WHAT YOU HAVE TO DO:
Look through the material below. Copy each line that contains the string "feel".

═══ TASK INPUTS

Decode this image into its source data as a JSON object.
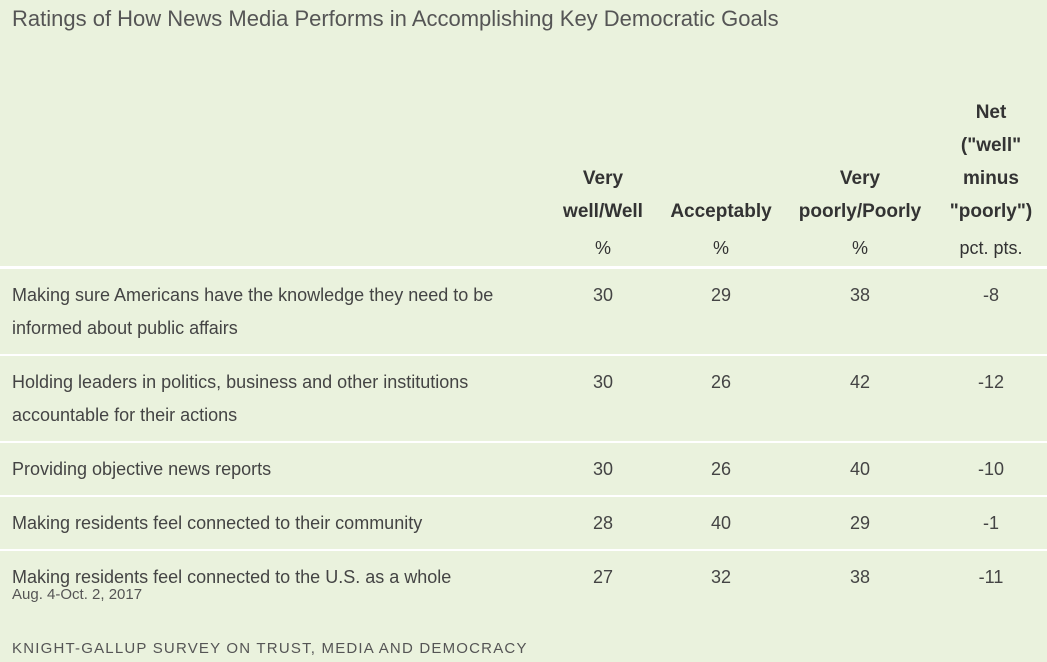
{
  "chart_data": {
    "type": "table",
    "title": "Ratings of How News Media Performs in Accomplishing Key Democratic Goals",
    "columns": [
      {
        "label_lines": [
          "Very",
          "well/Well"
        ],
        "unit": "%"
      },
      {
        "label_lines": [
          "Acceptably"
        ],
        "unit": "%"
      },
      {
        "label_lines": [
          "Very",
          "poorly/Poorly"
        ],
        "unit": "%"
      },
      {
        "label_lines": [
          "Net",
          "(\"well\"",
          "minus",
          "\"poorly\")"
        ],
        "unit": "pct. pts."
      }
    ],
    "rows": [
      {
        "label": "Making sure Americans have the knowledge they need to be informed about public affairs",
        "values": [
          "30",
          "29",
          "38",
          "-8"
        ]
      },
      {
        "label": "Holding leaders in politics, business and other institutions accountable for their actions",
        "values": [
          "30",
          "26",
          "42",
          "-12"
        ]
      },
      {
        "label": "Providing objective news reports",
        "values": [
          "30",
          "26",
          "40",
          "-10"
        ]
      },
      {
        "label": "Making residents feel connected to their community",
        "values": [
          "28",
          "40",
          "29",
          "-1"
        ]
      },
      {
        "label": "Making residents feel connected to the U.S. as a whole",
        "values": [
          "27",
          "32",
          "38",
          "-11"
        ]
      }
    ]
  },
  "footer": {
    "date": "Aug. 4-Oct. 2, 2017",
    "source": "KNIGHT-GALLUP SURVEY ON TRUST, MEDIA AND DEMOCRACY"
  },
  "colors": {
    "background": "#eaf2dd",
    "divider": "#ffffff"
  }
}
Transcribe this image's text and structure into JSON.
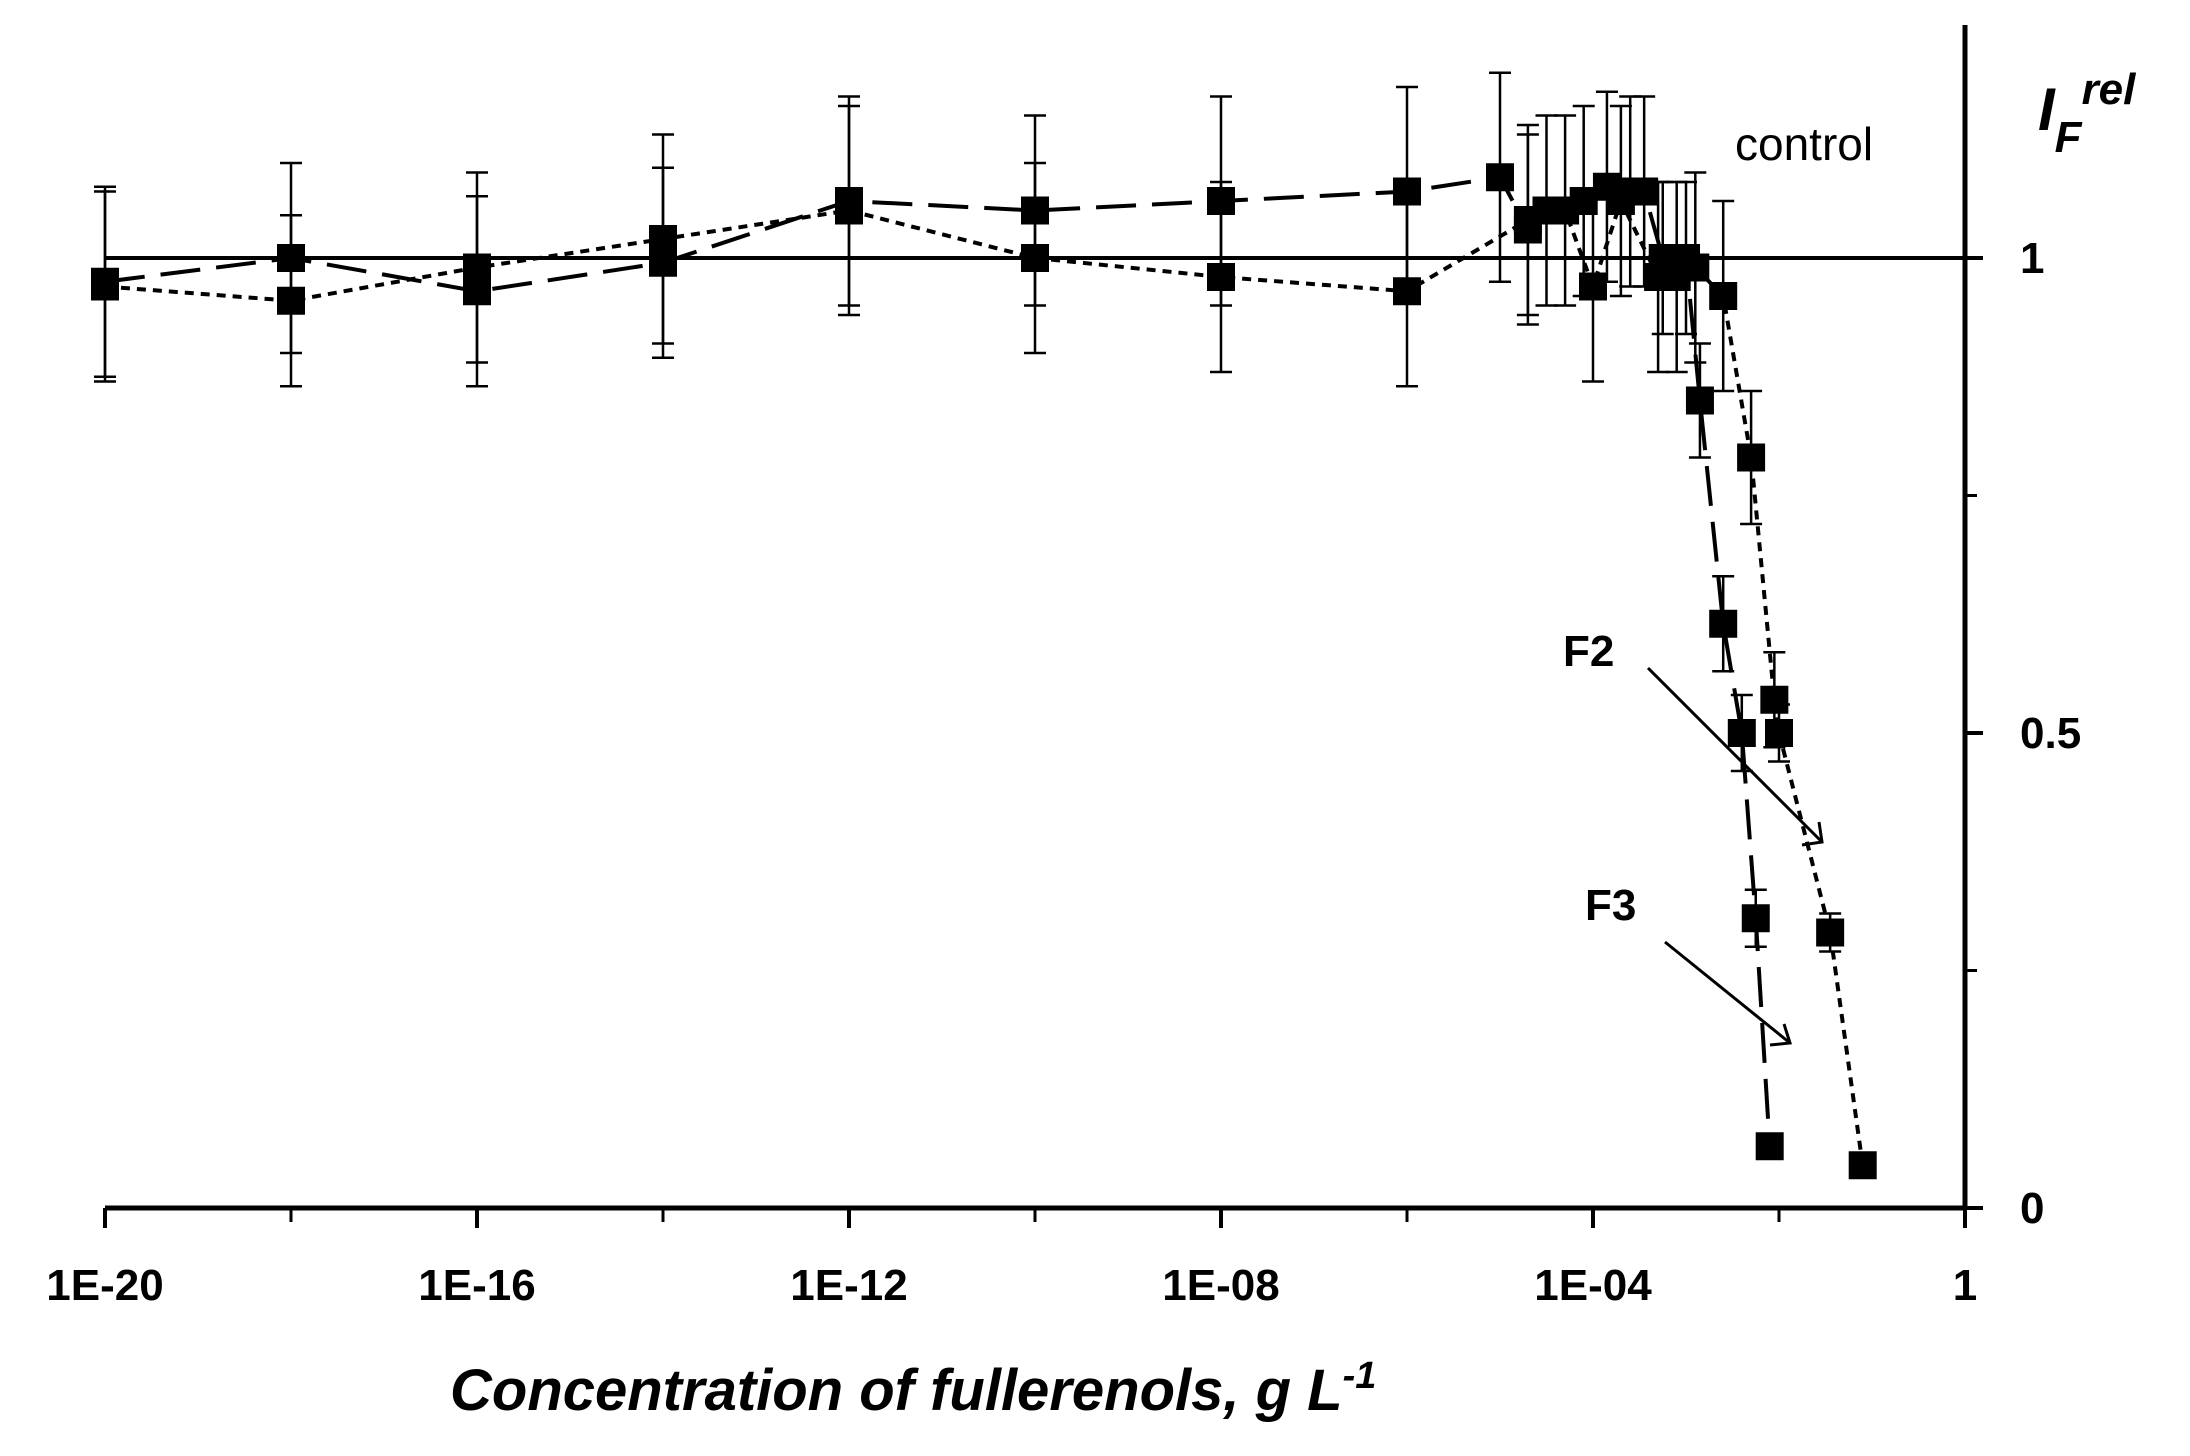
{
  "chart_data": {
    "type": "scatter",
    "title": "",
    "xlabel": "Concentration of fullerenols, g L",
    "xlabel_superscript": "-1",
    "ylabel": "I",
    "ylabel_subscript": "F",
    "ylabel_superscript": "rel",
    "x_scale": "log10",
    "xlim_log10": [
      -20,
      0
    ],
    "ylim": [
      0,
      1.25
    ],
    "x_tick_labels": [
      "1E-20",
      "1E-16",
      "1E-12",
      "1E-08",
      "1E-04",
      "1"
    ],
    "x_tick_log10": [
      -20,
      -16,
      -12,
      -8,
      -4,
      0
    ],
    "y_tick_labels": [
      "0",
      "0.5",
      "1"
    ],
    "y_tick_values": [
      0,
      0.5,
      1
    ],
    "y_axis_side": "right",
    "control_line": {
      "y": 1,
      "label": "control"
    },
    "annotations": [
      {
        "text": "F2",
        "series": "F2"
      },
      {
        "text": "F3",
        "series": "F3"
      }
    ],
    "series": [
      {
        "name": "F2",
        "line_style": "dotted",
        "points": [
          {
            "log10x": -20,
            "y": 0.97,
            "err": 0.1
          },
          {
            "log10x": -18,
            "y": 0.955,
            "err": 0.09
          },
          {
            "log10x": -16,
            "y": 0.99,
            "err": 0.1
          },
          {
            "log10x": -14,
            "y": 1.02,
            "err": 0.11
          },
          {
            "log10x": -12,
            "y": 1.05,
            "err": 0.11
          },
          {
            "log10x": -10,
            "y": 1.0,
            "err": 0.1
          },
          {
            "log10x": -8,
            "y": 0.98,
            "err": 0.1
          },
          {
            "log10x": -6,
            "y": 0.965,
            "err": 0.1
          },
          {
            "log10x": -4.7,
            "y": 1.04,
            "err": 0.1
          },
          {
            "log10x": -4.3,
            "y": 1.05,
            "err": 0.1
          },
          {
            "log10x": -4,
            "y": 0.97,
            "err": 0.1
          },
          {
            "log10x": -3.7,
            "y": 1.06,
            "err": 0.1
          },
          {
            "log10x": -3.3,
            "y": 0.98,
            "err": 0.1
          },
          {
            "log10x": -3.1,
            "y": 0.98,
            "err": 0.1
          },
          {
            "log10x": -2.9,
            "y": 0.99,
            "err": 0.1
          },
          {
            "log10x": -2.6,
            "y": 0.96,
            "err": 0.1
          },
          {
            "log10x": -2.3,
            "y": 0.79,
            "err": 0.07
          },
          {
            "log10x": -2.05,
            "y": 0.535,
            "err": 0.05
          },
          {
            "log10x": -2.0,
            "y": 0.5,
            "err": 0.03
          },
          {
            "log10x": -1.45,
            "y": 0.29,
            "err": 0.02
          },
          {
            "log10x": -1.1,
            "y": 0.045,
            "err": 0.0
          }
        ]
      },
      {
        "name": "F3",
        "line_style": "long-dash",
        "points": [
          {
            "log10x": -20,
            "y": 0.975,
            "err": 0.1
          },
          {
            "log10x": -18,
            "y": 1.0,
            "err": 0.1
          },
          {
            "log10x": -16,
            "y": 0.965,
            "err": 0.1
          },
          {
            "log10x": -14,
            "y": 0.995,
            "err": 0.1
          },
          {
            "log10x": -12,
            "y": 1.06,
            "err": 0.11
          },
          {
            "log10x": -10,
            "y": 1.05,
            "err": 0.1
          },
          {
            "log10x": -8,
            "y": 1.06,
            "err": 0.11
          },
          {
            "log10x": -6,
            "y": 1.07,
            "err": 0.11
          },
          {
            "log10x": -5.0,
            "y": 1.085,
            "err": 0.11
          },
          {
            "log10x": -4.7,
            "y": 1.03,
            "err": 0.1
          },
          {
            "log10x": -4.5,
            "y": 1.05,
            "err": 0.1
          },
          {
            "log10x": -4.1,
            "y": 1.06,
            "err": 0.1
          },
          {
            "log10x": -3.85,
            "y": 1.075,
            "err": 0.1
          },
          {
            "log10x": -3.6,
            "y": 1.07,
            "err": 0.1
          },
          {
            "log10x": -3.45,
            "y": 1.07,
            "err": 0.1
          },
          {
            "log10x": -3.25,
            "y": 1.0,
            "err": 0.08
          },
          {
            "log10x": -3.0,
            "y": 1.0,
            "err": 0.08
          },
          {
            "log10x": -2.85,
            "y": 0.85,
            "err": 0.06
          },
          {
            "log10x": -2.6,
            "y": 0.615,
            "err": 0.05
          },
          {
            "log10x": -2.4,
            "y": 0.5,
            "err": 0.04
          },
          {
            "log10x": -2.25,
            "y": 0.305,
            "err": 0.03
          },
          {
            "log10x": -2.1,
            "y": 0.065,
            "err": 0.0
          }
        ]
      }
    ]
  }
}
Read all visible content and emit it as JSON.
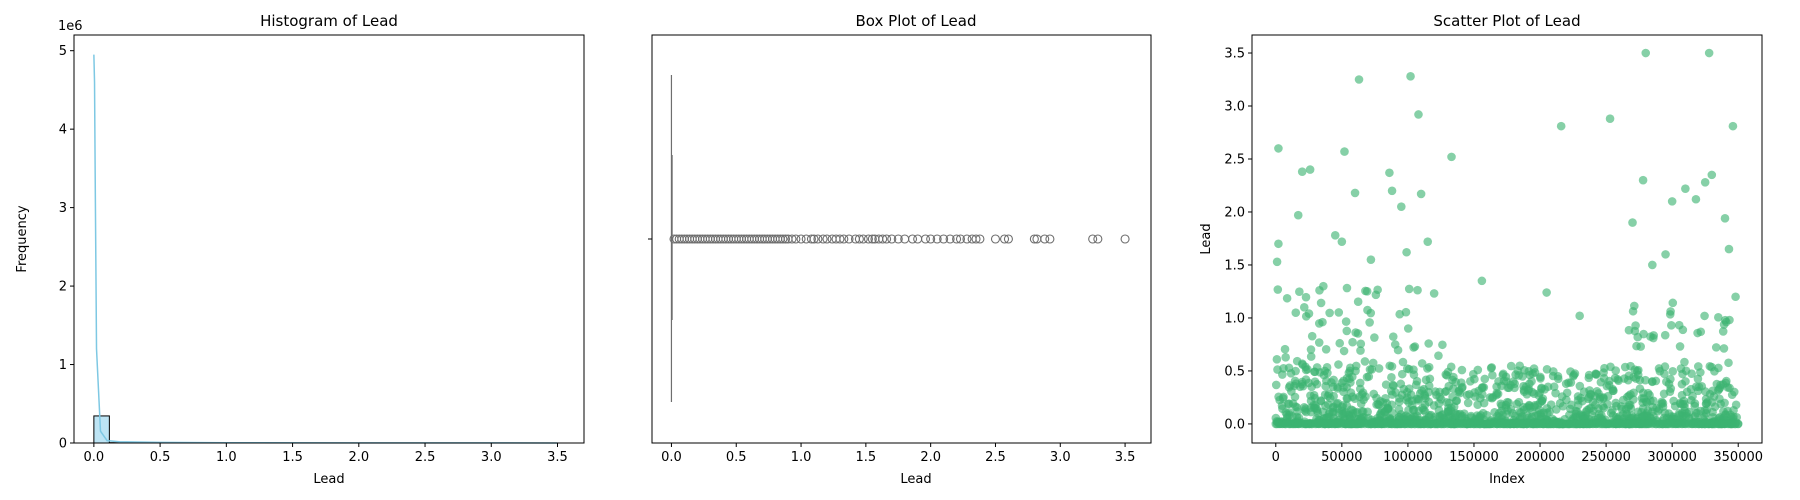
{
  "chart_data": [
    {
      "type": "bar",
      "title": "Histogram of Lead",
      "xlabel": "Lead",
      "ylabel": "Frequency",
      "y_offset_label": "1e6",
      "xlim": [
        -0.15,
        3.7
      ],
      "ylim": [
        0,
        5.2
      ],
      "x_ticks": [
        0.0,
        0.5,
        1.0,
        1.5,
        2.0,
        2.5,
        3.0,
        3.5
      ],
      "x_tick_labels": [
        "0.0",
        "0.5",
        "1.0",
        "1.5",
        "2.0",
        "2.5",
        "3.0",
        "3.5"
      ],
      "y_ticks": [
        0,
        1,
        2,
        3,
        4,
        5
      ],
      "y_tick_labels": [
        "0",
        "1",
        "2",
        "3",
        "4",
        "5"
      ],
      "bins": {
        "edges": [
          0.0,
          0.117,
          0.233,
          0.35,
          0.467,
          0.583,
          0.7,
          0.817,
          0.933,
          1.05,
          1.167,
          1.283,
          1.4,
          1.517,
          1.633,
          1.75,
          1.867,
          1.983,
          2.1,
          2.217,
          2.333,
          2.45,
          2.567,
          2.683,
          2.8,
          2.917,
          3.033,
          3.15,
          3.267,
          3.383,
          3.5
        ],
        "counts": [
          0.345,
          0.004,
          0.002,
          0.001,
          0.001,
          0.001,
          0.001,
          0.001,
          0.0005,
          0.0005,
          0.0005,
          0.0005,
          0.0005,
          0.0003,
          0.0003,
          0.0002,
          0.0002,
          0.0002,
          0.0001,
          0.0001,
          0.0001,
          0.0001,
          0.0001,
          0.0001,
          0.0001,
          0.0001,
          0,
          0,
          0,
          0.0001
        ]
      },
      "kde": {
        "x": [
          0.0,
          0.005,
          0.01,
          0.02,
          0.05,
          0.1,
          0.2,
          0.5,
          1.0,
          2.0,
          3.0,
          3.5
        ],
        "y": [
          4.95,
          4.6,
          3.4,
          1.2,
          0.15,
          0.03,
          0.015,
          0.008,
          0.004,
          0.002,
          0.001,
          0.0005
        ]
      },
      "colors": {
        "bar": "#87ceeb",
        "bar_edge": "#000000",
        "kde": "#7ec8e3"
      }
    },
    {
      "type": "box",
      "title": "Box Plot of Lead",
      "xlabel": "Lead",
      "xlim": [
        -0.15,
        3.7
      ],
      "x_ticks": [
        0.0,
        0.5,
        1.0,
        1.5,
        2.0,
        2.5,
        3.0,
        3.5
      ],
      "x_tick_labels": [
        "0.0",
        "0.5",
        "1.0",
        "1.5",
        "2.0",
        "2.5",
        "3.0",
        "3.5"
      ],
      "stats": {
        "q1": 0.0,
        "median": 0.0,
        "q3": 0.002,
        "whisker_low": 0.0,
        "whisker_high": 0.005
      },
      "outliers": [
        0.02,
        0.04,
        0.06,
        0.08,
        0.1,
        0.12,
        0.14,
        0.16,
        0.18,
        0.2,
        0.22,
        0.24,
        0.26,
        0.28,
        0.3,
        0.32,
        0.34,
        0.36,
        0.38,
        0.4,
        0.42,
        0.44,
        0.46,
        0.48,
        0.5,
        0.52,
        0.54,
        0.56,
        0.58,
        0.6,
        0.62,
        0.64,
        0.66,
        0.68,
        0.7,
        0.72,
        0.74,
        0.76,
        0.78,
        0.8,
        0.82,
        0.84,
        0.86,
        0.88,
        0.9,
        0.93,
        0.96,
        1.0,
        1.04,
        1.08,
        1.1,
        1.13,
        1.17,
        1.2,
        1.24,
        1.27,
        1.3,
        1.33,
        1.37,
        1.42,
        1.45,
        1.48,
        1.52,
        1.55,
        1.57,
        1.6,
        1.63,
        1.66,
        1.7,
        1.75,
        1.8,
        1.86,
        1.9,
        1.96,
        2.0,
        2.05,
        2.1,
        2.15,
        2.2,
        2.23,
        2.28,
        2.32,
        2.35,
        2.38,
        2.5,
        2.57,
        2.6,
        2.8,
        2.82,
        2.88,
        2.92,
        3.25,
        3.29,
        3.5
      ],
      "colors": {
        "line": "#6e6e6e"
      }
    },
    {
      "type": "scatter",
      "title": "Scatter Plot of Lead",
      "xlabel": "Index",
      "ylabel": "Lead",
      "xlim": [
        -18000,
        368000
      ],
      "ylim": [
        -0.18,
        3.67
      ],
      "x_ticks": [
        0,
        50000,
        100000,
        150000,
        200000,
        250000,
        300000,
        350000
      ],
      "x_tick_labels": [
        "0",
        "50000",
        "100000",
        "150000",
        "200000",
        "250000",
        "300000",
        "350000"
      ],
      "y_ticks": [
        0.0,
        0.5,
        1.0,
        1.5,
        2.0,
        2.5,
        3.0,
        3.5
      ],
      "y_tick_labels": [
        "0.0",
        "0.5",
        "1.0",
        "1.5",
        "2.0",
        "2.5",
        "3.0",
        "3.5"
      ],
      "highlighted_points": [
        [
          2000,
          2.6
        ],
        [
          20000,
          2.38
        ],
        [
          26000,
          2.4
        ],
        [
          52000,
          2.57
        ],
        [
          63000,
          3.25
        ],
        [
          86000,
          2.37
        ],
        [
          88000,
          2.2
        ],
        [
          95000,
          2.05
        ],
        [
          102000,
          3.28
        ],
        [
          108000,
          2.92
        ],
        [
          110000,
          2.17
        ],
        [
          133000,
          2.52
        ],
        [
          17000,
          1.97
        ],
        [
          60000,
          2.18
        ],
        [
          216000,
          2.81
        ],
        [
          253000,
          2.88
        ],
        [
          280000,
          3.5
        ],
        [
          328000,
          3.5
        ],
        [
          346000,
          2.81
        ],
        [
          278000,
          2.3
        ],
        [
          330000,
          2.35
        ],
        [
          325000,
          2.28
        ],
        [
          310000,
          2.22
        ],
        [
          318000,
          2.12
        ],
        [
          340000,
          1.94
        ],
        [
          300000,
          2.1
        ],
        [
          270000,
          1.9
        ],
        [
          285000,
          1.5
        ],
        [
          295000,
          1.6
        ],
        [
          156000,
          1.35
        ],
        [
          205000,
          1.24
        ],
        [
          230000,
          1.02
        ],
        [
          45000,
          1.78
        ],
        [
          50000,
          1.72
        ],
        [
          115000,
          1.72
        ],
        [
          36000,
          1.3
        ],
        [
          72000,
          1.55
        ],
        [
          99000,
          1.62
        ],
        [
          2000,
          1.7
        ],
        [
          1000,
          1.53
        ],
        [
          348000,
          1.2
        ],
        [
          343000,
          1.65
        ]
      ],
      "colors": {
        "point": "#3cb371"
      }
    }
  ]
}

══════

CORRECT RESULT:
        "label": "Making residents feel connected to their community",
        "label": "Making residents feel connected to the U.S. as a whole",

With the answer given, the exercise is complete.